TASK INPUT:
## BEGIN

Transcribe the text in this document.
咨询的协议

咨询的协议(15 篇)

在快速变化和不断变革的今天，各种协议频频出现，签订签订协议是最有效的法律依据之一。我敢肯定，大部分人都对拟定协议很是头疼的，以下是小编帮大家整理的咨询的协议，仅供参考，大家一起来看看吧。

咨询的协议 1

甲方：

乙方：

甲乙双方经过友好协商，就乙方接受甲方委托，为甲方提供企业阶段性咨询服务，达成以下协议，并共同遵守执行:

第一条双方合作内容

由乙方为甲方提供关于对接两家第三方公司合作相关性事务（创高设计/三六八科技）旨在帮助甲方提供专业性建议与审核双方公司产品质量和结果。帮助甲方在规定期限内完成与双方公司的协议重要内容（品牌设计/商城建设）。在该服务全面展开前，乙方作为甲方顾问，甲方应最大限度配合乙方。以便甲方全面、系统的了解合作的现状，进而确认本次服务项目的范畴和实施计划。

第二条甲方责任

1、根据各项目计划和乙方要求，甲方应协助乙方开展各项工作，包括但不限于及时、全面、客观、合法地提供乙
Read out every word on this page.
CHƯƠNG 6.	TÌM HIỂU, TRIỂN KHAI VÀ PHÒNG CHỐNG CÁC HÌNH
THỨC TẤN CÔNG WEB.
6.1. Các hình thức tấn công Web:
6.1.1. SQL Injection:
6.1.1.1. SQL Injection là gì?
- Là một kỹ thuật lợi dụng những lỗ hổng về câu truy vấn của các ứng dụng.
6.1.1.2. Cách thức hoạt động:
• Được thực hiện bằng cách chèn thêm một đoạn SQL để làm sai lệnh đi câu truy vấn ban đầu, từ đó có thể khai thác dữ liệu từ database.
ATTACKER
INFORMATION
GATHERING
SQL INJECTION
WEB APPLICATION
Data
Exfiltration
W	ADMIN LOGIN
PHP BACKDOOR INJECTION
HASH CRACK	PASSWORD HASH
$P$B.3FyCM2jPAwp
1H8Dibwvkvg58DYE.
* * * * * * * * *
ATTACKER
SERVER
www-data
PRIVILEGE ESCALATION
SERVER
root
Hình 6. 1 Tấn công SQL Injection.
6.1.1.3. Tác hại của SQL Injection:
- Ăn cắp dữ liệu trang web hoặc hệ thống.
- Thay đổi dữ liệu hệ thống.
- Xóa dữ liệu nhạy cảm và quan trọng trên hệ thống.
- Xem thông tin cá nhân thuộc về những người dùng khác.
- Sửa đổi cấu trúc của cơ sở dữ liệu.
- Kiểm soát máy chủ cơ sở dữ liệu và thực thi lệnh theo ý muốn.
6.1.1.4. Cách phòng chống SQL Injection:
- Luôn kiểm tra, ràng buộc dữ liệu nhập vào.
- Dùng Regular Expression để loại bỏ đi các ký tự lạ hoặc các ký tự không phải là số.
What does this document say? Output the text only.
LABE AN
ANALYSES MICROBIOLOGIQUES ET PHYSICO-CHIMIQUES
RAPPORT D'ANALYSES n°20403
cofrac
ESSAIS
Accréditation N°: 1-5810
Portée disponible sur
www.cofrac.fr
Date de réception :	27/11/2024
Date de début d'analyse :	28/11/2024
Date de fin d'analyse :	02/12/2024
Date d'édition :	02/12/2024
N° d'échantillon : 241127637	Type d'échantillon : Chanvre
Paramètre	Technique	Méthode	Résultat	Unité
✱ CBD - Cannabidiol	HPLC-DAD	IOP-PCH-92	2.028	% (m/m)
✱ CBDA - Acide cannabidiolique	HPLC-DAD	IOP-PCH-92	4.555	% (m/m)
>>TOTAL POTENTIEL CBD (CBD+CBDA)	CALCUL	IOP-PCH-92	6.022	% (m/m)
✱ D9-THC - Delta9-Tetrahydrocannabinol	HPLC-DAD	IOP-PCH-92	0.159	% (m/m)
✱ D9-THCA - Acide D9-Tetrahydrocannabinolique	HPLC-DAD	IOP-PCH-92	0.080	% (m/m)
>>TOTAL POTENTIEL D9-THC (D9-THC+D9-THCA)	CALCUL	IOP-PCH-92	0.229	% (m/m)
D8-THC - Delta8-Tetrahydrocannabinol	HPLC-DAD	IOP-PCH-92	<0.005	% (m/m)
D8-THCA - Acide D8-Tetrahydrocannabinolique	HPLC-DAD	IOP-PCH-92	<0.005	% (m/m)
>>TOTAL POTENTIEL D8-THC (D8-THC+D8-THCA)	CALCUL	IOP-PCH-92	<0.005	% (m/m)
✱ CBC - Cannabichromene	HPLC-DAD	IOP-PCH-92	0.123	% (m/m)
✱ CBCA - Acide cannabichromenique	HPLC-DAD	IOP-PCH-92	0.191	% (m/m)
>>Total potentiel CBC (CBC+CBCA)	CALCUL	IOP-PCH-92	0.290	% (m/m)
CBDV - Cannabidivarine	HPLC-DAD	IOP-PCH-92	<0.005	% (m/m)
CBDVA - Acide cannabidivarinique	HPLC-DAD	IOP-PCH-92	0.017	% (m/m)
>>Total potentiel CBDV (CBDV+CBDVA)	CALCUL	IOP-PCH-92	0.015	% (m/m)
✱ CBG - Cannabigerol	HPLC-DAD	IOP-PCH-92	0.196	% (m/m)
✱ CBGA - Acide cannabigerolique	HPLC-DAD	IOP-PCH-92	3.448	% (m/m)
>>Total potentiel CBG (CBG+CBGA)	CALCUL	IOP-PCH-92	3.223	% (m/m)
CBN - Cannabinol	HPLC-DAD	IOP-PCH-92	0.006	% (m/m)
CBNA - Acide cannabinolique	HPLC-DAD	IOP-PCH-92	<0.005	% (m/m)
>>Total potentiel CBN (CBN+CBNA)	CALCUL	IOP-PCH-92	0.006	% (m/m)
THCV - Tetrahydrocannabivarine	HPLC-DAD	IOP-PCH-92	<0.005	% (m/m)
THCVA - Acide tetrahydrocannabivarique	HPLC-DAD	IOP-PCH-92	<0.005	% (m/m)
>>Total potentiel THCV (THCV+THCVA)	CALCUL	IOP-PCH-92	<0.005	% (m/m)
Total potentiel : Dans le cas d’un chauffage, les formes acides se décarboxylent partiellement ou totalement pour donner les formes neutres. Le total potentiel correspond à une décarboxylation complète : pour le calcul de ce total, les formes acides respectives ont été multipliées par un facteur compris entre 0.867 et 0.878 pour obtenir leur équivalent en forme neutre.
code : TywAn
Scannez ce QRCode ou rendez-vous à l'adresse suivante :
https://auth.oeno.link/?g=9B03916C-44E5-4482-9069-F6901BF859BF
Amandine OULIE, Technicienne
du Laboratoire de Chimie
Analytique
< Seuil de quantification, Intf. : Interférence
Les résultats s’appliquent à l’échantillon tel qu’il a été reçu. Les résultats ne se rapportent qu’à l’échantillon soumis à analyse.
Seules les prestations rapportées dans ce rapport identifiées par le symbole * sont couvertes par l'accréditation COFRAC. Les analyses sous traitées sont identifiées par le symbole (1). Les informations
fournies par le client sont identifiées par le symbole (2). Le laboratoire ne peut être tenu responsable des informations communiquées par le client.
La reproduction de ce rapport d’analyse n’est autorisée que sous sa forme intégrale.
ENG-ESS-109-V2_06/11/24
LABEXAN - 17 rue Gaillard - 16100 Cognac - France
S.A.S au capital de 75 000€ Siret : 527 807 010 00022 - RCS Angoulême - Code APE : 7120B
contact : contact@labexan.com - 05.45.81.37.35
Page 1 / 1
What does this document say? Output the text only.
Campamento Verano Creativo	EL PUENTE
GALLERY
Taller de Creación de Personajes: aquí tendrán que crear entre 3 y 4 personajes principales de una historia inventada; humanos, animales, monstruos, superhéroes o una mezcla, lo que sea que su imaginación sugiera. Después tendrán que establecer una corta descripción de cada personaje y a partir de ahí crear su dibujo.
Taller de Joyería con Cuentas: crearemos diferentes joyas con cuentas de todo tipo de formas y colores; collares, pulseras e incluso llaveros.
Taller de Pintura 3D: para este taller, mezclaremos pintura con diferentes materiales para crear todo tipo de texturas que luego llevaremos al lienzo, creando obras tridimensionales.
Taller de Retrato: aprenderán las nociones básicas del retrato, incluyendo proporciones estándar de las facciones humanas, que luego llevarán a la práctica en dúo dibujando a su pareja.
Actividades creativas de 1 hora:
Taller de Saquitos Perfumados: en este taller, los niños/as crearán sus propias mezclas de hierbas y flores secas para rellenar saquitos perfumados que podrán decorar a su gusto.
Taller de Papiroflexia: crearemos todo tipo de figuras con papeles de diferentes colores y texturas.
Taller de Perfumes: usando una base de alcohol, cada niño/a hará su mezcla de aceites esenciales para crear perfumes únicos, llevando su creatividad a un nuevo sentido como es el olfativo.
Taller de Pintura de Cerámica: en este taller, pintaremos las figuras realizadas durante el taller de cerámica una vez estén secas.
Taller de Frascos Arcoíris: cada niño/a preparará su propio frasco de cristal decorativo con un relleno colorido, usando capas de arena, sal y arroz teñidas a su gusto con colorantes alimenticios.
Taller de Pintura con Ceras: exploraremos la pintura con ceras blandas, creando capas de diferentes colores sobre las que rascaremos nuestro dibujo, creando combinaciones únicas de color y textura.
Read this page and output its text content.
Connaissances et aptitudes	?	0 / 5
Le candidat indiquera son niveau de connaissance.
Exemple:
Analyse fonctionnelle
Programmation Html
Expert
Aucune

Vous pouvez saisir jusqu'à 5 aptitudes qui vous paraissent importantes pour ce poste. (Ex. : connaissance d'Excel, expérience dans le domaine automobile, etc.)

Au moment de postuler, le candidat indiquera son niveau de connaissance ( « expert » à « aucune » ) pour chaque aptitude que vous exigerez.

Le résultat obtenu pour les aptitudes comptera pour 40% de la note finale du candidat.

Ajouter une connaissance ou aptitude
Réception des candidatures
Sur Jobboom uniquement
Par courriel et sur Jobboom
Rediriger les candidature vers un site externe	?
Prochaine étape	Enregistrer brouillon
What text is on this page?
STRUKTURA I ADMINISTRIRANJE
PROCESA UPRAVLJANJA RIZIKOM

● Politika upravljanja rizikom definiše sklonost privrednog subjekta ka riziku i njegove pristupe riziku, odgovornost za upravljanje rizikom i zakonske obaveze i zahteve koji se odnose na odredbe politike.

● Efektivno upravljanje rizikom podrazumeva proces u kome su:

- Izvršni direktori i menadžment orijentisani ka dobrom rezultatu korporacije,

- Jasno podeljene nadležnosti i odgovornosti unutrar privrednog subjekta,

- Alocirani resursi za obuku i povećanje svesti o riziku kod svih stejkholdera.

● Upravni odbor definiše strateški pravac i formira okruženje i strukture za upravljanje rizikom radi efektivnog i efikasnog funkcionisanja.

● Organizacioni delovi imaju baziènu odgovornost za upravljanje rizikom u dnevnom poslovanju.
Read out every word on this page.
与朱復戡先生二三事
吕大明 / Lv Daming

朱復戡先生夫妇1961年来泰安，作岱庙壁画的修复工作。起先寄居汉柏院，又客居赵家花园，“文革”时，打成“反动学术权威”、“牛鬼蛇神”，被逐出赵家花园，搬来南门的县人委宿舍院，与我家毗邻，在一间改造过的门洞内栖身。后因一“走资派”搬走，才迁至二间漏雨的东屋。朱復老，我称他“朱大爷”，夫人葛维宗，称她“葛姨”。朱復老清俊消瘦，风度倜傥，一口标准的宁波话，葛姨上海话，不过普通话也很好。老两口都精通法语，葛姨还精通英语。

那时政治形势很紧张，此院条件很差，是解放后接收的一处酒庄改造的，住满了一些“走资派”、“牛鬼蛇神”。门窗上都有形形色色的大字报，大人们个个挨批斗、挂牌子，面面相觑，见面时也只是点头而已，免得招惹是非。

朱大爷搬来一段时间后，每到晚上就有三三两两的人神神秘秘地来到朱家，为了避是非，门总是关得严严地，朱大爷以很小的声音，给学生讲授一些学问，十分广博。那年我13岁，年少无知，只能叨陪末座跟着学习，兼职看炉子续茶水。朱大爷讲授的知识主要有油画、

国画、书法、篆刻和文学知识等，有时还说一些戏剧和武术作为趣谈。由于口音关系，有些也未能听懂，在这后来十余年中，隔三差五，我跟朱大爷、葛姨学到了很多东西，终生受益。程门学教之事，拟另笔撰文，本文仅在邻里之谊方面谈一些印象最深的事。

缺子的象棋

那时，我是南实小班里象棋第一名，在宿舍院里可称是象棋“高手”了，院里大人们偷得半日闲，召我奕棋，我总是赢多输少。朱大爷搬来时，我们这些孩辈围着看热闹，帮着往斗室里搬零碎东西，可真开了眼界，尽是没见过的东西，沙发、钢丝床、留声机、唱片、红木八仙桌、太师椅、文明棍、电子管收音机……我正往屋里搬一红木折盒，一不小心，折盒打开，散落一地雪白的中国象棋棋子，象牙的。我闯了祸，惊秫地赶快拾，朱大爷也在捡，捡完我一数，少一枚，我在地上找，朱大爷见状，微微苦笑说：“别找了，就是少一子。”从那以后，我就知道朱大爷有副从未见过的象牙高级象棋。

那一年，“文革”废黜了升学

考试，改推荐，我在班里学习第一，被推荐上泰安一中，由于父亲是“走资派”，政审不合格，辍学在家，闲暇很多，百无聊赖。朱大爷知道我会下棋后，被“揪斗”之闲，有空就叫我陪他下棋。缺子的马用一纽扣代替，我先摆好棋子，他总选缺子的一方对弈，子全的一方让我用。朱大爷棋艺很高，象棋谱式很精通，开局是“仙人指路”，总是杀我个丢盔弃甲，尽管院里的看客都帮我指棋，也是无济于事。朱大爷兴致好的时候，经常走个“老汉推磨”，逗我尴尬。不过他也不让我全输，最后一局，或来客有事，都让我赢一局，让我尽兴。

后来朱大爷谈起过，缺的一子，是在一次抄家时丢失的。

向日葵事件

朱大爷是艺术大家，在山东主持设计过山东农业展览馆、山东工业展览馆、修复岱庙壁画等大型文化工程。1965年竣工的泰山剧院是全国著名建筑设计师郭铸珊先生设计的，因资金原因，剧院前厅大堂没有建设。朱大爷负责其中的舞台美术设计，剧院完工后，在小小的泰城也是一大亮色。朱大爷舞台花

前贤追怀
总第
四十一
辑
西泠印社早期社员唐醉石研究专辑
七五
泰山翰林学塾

## END

WHAT IS REQUIRED:
Work through the listing above and report how many lines include the string "secas", with no other text.

OUTPUT FOR THIS EXERCISE:
2